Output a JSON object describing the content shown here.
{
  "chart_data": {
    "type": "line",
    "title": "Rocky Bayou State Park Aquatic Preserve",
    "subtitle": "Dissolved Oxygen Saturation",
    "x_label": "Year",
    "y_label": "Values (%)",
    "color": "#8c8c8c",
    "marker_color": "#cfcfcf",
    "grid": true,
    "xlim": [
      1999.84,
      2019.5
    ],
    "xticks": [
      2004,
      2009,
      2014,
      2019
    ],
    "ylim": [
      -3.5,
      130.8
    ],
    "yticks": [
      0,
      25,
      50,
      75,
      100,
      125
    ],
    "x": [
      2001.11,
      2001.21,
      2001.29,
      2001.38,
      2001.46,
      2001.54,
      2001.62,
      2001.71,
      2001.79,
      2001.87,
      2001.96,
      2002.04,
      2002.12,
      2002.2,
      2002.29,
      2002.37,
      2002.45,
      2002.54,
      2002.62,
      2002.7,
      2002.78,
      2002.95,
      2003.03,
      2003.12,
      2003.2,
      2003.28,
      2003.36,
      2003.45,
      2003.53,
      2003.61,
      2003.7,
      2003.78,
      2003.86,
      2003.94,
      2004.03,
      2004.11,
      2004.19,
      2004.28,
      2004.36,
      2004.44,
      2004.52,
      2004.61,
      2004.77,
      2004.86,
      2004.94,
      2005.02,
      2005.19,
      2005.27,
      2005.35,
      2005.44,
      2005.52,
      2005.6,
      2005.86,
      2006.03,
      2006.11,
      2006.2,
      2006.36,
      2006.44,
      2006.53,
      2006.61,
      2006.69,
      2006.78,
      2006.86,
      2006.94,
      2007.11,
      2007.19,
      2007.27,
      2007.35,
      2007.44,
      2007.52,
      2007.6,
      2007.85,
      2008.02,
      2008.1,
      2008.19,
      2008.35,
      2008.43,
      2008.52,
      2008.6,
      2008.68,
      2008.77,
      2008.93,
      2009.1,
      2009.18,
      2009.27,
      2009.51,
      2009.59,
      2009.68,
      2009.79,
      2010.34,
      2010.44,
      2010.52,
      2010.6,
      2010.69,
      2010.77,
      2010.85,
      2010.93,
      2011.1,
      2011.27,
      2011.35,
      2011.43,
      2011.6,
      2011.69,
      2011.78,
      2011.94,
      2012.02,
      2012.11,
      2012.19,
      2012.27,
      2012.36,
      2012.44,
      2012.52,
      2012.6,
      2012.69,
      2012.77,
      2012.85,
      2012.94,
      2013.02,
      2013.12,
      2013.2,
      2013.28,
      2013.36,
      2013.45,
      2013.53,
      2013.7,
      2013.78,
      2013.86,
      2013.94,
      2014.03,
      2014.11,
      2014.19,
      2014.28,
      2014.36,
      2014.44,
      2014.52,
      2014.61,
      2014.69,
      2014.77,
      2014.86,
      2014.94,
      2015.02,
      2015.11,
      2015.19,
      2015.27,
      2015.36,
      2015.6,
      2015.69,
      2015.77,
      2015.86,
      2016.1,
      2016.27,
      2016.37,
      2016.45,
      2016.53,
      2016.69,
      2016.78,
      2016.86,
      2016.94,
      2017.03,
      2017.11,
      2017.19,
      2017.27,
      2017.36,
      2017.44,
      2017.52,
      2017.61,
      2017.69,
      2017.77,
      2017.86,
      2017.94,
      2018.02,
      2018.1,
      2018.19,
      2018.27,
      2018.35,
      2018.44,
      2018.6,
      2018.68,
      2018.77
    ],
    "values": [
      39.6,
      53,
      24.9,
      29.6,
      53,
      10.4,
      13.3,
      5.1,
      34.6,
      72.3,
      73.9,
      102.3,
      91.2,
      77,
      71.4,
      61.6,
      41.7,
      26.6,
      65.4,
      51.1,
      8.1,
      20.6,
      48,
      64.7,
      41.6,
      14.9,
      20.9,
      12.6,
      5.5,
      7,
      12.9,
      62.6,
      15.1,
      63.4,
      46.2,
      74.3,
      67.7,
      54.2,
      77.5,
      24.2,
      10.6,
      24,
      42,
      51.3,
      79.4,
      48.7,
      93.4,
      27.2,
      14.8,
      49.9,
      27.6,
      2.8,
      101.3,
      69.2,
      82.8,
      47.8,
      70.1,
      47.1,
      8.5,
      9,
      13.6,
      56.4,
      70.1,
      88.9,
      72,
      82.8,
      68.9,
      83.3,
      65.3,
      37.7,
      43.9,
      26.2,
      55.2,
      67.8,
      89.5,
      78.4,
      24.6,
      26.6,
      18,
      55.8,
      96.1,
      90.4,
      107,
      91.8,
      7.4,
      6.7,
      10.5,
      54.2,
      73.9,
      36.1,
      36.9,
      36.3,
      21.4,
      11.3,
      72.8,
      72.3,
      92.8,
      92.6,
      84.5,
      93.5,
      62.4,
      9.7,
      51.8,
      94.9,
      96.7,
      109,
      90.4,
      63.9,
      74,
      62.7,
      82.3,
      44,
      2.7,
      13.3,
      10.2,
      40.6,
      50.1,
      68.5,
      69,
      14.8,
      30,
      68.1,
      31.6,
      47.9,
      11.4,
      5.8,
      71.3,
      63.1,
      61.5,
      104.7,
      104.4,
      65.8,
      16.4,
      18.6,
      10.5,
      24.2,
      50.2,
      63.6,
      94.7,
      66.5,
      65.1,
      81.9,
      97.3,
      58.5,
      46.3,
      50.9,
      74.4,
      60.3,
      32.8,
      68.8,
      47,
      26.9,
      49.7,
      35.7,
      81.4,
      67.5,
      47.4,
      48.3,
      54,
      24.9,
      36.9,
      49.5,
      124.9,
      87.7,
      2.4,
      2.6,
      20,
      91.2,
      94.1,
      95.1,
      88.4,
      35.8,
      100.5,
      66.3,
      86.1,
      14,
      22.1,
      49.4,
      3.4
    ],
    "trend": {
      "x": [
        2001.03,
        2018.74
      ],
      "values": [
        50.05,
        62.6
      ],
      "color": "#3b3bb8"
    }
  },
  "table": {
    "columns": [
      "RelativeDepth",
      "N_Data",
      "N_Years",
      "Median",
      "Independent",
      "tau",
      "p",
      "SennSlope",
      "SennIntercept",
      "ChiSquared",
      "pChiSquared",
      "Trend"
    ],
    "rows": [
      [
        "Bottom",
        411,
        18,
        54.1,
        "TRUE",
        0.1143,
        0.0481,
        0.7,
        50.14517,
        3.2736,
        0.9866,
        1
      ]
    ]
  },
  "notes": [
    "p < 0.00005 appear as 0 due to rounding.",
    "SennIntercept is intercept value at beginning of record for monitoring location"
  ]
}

-=-=-=-=-

Transcribe the data above in full, exactly.

EXERCISE SOLUTION »
Output a JSON object describing the content shown here.
{
  "chart_data": {
    "type": "line",
    "title": "Rocky Bayou State Park Aquatic Preserve",
    "subtitle": "Dissolved Oxygen Saturation",
    "x_label": "Year",
    "y_label": "Values (%)",
    "color": "#8c8c8c",
    "marker_color": "#cfcfcf",
    "grid": true,
    "xlim": [
      1999.84,
      2019.5
    ],
    "xticks": [
      2004,
      2009,
      2014,
      2019
    ],
    "ylim": [
      -3.5,
      130.8
    ],
    "yticks": [
      0,
      25,
      50,
      75,
      100,
      125
    ],
    "x": [
      2001.11,
      2001.21,
      2001.29,
      2001.38,
      2001.46,
      2001.54,
      2001.62,
      2001.71,
      2001.79,
      2001.87,
      2001.96,
      2002.04,
      2002.12,
      2002.2,
      2002.29,
      2002.37,
      2002.45,
      2002.54,
      2002.62,
      2002.7,
      2002.78,
      2002.95,
      2003.03,
      2003.12,
      2003.2,
      2003.28,
      2003.36,
      2003.45,
      2003.53,
      2003.61,
      2003.7,
      2003.78,
      2003.86,
      2003.94,
      2004.03,
      2004.11,
      2004.19,
      2004.28,
      2004.36,
      2004.44,
      2004.52,
      2004.61,
      2004.77,
      2004.86,
      2004.94,
      2005.02,
      2005.19,
      2005.27,
      2005.35,
      2005.44,
      2005.52,
      2005.6,
      2005.86,
      2006.03,
      2006.11,
      2006.2,
      2006.36,
      2006.44,
      2006.53,
      2006.61,
      2006.69,
      2006.78,
      2006.86,
      2006.94,
      2007.11,
      2007.19,
      2007.27,
      2007.35,
      2007.44,
      2007.52,
      2007.6,
      2007.85,
      2008.02,
      2008.1,
      2008.19,
      2008.35,
      2008.43,
      2008.52,
      2008.6,
      2008.68,
      2008.77,
      2008.93,
      2009.1,
      2009.18,
      2009.27,
      2009.51,
      2009.59,
      2009.68,
      2009.79,
      2010.34,
      2010.44,
      2010.52,
      2010.6,
      2010.69,
      2010.77,
      2010.85,
      2010.93,
      2011.1,
      2011.27,
      2011.35,
      2011.43,
      2011.6,
      2011.69,
      2011.78,
      2011.94,
      2012.02,
      2012.11,
      2012.19,
      2012.27,
      2012.36,
      2012.44,
      2012.52,
      2012.6,
      2012.69,
      2012.77,
      2012.85,
      2012.94,
      2013.02,
      2013.12,
      2013.2,
      2013.28,
      2013.36,
      2013.45,
      2013.53,
      2013.7,
      2013.78,
      2013.86,
      2013.94,
      2014.03,
      2014.11,
      2014.19,
      2014.28,
      2014.36,
      2014.44,
      2014.52,
      2014.61,
      2014.69,
      2014.77,
      2014.86,
      2014.94,
      2015.02,
      2015.11,
      2015.19,
      2015.27,
      2015.36,
      2015.6,
      2015.69,
      2015.77,
      2015.86,
      2016.1,
      2016.27,
      2016.37,
      2016.45,
      2016.53,
      2016.69,
      2016.78,
      2016.86,
      2016.94,
      2017.03,
      2017.11,
      2017.19,
      2017.27,
      2017.36,
      2017.44,
      2017.52,
      2017.61,
      2017.69,
      2017.77,
      2017.86,
      2017.94,
      2018.02,
      2018.1,
      2018.19,
      2018.27,
      2018.35,
      2018.44,
      2018.6,
      2018.68,
      2018.77
    ],
    "values": [
      39.6,
      53,
      24.9,
      29.6,
      53,
      10.4,
      13.3,
      5.1,
      34.6,
      72.3,
      73.9,
      102.3,
      91.2,
      77,
      71.4,
      61.6,
      41.7,
      26.6,
      65.4,
      51.1,
      8.1,
      20.6,
      48,
      64.7,
      41.6,
      14.9,
      20.9,
      12.6,
      5.5,
      7,
      12.9,
      62.6,
      15.1,
      63.4,
      46.2,
      74.3,
      67.7,
      54.2,
      77.5,
      24.2,
      10.6,
      24,
      42,
      51.3,
      79.4,
      48.7,
      93.4,
      27.2,
      14.8,
      49.9,
      27.6,
      2.8,
      101.3,
      69.2,
      82.8,
      47.8,
      70.1,
      47.1,
      8.5,
      9,
      13.6,
      56.4,
      70.1,
      88.9,
      72,
      82.8,
      68.9,
      83.3,
      65.3,
      37.7,
      43.9,
      26.2,
      55.2,
      67.8,
      89.5,
      78.4,
      24.6,
      26.6,
      18,
      55.8,
      96.1,
      90.4,
      107,
      91.8,
      7.4,
      6.7,
      10.5,
      54.2,
      73.9,
      36.1,
      36.9,
      36.3,
      21.4,
      11.3,
      72.8,
      72.3,
      92.8,
      92.6,
      84.5,
      93.5,
      62.4,
      9.7,
      51.8,
      94.9,
      96.7,
      109,
      90.4,
      63.9,
      74,
      62.7,
      82.3,
      44,
      2.7,
      13.3,
      10.2,
      40.6,
      50.1,
      68.5,
      69,
      14.8,
      30,
      68.1,
      31.6,
      47.9,
      11.4,
      5.8,
      71.3,
      63.1,
      61.5,
      104.7,
      104.4,
      65.8,
      16.4,
      18.6,
      10.5,
      24.2,
      50.2,
      63.6,
      94.7,
      66.5,
      65.1,
      81.9,
      97.3,
      58.5,
      46.3,
      50.9,
      74.4,
      60.3,
      32.8,
      68.8,
      47,
      26.9,
      49.7,
      35.7,
      81.4,
      67.5,
      47.4,
      48.3,
      54,
      24.9,
      36.9,
      49.5,
      124.9,
      87.7,
      2.4,
      2.6,
      20,
      91.2,
      94.1,
      95.1,
      88.4,
      35.8,
      100.5,
      66.3,
      86.1,
      14,
      22.1,
      49.4,
      3.4
    ],
    "trend": {
      "x": [
        2001.03,
        2018.74
      ],
      "values": [
        50.05,
        62.6
      ],
      "color": "#3b3bb8"
    }
  },
  "table": {
    "columns": [
      "RelativeDepth",
      "N_Data",
      "N_Years",
      "Median",
      "Independent",
      "tau",
      "p",
      "SennSlope",
      "SennIntercept",
      "ChiSquared",
      "pChiSquared",
      "Trend"
    ],
    "rows": [
      [
        "Bottom",
        411,
        18,
        54.1,
        "TRUE",
        0.1143,
        0.0481,
        0.7,
        50.14517,
        3.2736,
        0.9866,
        1
      ]
    ]
  },
  "notes": [
    "p < 0.00005 appear as 0 due to rounding.",
    "SennIntercept is intercept value at beginning of record for monitoring location"
  ]
}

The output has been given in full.